-- Exercise goal --
Lines that include the word "Wiadomości" are the ones to copy.
begin Given data
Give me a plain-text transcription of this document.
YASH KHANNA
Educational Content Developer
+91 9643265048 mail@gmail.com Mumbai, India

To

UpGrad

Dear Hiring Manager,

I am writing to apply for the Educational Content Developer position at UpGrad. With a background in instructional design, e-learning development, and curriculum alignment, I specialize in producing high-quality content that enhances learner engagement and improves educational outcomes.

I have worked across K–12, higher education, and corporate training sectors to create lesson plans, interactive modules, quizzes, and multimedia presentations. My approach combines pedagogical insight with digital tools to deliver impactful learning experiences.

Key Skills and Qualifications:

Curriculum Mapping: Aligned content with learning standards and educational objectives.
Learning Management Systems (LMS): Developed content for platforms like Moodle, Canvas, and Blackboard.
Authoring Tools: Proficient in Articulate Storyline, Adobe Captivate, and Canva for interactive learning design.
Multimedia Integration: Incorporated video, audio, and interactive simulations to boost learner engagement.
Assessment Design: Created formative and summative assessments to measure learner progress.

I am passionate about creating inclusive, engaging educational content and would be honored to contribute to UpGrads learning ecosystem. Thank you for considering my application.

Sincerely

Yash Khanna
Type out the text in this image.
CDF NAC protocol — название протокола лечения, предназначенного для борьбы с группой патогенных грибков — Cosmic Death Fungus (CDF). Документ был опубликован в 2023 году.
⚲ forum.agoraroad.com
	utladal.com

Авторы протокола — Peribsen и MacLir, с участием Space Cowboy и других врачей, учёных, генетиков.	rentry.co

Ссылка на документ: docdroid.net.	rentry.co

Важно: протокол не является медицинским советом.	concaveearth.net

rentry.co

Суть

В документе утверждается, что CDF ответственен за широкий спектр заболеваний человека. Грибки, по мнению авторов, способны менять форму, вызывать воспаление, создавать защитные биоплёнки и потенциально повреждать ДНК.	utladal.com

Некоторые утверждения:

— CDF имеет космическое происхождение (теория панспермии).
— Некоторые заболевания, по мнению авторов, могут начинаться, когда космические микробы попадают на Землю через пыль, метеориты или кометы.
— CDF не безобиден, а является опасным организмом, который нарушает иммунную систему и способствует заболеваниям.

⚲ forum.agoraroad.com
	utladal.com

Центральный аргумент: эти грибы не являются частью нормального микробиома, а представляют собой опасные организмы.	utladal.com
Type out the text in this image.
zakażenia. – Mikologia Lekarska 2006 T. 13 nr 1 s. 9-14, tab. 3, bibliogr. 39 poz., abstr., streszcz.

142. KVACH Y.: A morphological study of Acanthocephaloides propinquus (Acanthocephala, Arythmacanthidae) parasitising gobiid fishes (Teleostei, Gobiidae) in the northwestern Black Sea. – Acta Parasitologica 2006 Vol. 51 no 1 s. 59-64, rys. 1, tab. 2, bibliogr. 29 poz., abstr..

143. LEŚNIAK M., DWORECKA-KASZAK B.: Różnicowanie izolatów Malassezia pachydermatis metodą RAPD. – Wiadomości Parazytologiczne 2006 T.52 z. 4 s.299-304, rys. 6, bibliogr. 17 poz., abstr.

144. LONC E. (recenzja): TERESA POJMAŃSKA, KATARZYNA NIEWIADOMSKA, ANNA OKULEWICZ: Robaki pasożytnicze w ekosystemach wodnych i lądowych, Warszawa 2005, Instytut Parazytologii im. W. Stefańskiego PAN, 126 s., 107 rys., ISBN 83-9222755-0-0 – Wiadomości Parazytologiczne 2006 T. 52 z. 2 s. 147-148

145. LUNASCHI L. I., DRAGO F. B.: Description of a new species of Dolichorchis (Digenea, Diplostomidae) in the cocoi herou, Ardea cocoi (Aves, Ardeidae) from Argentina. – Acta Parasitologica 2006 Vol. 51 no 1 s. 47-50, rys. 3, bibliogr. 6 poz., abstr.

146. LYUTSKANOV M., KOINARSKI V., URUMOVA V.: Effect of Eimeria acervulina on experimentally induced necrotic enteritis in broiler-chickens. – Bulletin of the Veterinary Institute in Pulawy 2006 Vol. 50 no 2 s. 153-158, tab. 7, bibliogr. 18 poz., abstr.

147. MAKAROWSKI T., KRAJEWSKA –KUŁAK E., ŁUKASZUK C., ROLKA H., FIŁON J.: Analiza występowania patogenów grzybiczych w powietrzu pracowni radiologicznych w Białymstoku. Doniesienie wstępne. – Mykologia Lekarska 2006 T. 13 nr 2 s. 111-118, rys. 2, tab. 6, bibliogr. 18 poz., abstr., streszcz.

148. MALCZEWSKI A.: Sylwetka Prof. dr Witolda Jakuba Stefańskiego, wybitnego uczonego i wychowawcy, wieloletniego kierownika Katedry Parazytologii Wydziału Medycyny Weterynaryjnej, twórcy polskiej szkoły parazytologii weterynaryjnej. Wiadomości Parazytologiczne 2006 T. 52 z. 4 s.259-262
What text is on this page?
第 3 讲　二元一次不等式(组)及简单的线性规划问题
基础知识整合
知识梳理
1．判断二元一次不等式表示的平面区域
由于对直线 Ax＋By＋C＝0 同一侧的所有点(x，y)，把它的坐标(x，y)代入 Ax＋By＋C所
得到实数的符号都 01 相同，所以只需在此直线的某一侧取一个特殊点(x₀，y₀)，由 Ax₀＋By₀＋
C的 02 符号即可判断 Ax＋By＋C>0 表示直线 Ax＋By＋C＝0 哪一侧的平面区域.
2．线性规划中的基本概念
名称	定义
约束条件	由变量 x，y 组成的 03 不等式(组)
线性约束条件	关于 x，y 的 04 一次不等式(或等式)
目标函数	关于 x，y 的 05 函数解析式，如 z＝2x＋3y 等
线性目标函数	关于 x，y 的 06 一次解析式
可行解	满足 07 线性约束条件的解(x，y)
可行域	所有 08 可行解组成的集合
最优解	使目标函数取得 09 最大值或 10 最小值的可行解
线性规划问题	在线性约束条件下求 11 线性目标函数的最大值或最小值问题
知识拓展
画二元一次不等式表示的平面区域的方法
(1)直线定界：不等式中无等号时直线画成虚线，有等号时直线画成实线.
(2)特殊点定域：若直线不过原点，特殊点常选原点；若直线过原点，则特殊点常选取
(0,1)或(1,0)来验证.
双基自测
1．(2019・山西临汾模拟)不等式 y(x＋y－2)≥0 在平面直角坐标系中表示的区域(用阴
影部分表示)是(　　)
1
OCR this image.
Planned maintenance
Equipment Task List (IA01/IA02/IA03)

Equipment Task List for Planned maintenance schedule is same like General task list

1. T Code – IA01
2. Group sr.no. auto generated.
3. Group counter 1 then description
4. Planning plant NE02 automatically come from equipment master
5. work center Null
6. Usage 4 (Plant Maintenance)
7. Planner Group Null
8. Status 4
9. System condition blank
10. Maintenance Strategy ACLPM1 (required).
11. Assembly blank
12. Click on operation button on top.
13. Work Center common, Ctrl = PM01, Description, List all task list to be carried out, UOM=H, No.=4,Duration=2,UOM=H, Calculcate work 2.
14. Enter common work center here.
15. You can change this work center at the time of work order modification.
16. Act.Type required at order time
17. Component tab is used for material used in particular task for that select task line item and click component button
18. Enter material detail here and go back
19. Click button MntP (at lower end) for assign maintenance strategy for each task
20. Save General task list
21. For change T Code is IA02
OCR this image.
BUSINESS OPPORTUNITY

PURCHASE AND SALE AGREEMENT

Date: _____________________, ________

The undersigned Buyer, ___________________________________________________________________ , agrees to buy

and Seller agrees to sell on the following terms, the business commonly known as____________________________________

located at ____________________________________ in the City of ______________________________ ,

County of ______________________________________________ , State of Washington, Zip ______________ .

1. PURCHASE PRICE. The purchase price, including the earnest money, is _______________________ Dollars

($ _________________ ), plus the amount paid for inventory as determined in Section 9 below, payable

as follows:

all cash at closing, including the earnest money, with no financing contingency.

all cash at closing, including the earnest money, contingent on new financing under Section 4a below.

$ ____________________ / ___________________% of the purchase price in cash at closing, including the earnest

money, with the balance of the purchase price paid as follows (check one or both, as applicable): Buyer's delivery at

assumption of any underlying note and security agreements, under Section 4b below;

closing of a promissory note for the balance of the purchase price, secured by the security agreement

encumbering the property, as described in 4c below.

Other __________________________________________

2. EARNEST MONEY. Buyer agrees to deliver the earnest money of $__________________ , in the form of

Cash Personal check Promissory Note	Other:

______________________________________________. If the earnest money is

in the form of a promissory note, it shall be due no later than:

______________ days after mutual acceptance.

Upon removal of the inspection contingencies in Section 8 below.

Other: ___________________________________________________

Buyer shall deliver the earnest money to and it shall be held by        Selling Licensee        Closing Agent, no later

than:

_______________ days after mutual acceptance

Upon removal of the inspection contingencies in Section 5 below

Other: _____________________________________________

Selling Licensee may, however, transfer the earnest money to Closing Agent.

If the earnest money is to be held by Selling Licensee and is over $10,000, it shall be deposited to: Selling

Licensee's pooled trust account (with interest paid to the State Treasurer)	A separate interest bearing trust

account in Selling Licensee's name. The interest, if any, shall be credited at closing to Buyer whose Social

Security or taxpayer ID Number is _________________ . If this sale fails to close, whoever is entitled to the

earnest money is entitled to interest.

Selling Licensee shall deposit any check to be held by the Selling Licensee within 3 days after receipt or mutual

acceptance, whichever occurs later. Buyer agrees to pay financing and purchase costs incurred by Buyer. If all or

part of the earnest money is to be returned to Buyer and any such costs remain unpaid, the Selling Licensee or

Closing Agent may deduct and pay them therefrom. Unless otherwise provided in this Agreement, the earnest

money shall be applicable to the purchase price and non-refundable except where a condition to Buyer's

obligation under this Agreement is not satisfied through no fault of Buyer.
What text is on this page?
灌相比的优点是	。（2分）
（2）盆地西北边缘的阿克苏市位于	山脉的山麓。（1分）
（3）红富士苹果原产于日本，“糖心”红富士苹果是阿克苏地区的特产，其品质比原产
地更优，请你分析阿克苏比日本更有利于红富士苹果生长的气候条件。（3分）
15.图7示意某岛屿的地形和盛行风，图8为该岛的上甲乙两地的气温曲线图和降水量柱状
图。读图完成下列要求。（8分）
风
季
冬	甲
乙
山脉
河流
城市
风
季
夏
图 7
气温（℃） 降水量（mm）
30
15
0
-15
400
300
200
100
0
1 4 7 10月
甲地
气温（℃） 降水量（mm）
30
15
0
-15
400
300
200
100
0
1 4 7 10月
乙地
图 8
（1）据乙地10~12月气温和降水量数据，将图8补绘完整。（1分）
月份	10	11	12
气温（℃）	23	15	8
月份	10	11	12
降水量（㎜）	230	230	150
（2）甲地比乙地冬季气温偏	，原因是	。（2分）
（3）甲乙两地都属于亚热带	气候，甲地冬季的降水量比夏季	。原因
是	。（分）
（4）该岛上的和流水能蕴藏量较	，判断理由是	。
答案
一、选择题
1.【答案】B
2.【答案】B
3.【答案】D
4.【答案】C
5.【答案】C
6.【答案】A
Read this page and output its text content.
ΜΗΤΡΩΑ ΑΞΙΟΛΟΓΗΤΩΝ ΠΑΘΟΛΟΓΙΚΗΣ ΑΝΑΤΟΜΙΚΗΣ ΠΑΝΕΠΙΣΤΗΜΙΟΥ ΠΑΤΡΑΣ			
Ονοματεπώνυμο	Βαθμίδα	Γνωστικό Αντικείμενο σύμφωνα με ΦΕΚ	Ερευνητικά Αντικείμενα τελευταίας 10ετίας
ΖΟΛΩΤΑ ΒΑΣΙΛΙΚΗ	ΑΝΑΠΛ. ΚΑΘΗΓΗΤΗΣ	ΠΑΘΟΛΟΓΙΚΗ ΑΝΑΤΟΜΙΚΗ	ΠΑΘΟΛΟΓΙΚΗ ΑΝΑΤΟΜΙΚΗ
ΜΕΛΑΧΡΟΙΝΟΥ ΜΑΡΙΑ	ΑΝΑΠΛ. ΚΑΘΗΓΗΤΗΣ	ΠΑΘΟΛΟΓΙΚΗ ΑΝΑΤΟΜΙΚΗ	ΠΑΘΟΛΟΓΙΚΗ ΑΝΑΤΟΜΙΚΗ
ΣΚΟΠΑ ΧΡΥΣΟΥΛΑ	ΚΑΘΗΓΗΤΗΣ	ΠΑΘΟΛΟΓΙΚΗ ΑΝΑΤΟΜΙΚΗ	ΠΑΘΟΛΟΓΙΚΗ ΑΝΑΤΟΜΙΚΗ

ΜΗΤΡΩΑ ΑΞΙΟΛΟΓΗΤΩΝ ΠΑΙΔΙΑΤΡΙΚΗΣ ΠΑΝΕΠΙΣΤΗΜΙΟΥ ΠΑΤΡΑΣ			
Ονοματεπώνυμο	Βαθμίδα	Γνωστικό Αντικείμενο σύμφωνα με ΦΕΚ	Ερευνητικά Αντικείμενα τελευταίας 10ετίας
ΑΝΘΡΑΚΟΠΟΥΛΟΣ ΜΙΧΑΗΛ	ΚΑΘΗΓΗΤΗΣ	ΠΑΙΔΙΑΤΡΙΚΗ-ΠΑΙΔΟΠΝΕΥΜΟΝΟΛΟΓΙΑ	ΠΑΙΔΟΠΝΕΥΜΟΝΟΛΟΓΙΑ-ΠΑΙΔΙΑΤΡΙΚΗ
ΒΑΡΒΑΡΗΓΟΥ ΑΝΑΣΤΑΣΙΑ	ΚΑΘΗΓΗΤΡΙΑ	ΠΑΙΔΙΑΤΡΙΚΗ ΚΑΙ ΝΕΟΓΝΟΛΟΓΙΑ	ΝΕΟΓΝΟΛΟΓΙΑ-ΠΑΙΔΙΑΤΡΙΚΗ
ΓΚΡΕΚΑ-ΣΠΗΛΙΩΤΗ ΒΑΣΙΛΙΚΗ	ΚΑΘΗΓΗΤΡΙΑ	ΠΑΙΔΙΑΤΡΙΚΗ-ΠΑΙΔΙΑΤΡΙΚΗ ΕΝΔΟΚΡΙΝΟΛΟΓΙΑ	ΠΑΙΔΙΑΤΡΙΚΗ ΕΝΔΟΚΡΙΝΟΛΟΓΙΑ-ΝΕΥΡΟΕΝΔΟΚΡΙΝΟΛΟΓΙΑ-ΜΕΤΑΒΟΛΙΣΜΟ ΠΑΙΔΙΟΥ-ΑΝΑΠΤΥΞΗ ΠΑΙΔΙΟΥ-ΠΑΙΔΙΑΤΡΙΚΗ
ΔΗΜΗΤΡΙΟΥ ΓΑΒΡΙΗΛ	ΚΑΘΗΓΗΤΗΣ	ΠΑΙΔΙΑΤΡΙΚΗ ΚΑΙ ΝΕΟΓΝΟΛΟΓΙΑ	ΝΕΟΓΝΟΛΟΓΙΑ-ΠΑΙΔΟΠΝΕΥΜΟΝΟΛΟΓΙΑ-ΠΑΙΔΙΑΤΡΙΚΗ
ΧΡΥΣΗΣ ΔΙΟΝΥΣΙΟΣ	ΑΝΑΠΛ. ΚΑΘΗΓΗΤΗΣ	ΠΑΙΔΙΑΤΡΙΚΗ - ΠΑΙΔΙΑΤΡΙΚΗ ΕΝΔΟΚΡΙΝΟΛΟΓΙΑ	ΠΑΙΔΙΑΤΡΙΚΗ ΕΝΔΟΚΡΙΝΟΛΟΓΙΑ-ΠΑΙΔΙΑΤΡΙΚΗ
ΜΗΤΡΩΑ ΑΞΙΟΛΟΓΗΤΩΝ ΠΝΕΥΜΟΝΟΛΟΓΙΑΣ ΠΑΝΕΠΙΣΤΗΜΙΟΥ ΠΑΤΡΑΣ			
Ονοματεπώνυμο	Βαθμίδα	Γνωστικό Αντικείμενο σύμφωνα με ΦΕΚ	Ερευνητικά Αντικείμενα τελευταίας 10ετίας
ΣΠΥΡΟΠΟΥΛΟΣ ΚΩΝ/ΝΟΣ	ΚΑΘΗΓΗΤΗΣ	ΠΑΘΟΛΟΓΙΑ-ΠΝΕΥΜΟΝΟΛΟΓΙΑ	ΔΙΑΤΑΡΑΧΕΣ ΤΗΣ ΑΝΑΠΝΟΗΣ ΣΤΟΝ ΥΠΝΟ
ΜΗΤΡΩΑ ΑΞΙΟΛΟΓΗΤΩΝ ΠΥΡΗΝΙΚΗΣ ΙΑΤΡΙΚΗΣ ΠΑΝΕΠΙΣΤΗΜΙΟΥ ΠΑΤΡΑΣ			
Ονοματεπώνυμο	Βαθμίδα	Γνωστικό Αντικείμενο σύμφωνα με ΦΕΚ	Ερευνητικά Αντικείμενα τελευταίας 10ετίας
end Given data
-- Output --
143. LEŚNIAK M., DWORECKA-KASZAK B.: Różnicowanie izolatów Malassezia pachydermatis metodą RAPD. – Wiadomości Parazytologiczne 2006 T.52 z. 4 s.299-304, rys. 6, bibliogr. 17 poz., abstr.
144. LONC E. (recenzja): TERESA POJMAŃSKA, KATARZYNA NIEWIADOMSKA, ANNA OKULEWICZ: Robaki pasożytnicze w ekosystemach wodnych i lądowych, Warszawa 2005, Instytut Parazytologii im. W. Stefańskiego PAN, 126 s., 107 rys., ISBN 83-9222755-0-0 – Wiadomości Parazytologiczne 2006 T. 52 z. 2 s. 147-148
148. MALCZEWSKI A.: Sylwetka Prof. dr Witolda Jakuba Stefańskiego, wybitnego uczonego i wychowawcy, wieloletniego kierownika Katedry Parazytologii Wydziału Medycyny Weterynaryjnej, twórcy polskiej szkoły parazytologii weterynaryjnej. Wiadomości Parazytologiczne 2006 T. 52 z. 4 s.259-262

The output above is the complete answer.